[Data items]
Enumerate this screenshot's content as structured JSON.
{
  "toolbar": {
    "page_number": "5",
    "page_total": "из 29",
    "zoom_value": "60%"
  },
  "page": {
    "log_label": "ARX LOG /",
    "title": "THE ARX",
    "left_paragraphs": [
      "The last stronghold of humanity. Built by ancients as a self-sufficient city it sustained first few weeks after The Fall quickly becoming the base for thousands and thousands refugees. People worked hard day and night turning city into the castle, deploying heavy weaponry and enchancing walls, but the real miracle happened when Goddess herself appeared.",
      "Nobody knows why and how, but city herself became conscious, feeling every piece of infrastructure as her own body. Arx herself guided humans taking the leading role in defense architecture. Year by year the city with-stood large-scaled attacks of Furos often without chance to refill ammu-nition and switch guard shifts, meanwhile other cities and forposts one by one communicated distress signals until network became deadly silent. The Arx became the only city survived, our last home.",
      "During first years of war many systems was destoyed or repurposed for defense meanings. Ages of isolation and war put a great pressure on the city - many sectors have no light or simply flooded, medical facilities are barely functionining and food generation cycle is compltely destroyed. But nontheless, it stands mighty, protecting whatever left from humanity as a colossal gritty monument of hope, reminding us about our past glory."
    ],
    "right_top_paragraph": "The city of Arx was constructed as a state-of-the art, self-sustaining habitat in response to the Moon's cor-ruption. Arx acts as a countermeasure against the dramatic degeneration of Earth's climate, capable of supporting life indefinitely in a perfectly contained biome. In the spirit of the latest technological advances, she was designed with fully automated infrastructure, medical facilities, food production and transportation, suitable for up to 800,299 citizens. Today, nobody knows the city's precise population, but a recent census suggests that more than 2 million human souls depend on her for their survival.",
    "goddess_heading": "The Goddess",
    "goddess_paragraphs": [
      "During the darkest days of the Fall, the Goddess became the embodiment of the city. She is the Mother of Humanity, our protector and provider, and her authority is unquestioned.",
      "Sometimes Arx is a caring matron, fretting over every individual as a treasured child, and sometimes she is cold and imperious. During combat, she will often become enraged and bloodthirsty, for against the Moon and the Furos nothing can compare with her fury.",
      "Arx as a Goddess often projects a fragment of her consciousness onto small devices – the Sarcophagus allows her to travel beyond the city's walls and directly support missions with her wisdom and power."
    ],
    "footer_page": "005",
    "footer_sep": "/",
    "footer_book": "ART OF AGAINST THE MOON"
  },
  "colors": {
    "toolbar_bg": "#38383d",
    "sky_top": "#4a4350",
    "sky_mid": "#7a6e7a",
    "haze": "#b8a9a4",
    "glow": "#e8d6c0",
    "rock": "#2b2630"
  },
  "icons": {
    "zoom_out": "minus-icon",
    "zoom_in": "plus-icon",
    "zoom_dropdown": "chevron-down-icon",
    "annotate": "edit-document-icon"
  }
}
--
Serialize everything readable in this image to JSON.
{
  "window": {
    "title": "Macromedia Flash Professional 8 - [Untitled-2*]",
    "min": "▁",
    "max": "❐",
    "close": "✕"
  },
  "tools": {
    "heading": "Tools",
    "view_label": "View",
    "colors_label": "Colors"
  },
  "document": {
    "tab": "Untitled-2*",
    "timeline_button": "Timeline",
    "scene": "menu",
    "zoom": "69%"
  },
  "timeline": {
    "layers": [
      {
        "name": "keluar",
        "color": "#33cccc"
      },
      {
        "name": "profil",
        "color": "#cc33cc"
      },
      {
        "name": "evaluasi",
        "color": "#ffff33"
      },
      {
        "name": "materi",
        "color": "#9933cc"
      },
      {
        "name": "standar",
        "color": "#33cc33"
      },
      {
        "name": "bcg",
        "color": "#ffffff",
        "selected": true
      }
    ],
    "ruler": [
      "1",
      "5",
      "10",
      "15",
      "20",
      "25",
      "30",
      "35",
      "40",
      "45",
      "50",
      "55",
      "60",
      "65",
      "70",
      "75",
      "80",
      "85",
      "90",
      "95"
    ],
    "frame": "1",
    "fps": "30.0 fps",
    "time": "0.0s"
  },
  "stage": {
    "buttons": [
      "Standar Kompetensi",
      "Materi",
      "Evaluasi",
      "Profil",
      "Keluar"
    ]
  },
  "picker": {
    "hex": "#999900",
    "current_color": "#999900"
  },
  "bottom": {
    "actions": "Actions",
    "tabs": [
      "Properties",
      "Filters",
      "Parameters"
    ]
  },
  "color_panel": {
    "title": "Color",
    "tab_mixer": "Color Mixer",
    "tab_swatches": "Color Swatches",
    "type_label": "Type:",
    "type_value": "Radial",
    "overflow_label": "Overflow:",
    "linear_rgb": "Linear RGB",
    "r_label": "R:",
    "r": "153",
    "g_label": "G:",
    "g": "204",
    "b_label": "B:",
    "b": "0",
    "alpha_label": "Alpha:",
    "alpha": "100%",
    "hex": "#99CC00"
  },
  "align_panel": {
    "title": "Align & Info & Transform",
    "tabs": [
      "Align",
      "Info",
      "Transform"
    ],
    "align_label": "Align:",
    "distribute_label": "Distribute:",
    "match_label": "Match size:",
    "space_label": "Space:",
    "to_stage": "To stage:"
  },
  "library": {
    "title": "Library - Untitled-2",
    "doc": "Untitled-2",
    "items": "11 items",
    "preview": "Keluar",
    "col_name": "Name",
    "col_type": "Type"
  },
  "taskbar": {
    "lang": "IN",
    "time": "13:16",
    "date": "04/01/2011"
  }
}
* * *
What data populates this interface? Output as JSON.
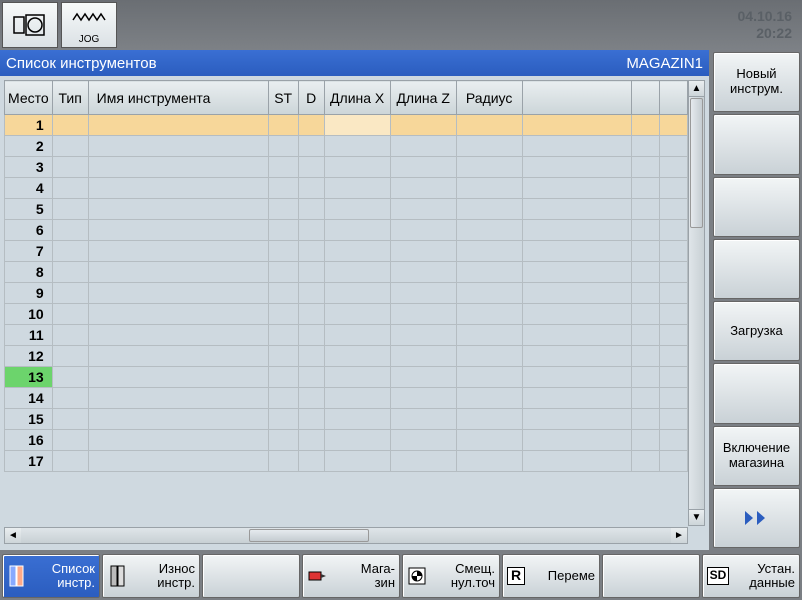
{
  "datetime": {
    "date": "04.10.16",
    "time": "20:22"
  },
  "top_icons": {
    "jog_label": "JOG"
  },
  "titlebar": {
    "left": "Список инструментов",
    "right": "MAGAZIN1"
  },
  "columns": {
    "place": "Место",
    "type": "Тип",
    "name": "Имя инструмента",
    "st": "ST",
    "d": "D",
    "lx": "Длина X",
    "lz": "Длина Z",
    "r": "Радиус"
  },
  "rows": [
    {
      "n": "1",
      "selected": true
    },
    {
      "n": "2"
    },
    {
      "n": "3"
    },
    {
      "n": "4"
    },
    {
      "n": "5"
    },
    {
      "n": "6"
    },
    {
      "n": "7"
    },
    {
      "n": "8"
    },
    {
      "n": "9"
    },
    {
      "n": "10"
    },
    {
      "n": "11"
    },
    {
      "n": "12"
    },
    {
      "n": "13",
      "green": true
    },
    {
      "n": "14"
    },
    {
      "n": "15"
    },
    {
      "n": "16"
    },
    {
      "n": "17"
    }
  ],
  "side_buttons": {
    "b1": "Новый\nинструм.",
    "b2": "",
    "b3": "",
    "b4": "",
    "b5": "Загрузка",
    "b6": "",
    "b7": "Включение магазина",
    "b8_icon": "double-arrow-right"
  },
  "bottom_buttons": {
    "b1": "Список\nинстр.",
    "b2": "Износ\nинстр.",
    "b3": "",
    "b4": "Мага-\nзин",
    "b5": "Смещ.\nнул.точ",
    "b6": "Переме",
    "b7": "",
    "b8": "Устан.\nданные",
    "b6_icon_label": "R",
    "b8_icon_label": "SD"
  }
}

#### [Exercise instructions]
Copy every line in the entries above that has the string "Fall" in it.

#### [The result]
      "The last stronghold of humanity. Built by ancients as a self-sufficient city it sustained first few weeks after The Fall quickly becoming the base for thousands and thousands refugees. People worked hard day and night turning city into the castle, deploying heavy weaponry and enchancing walls, but the real miracle happened when Goddess herself appeared.",
      "During the darkest days of the Fall, the Goddess became the embodiment of the city. She is the Mother of Humanity, our protector and provider, and her authority is unquestioned.",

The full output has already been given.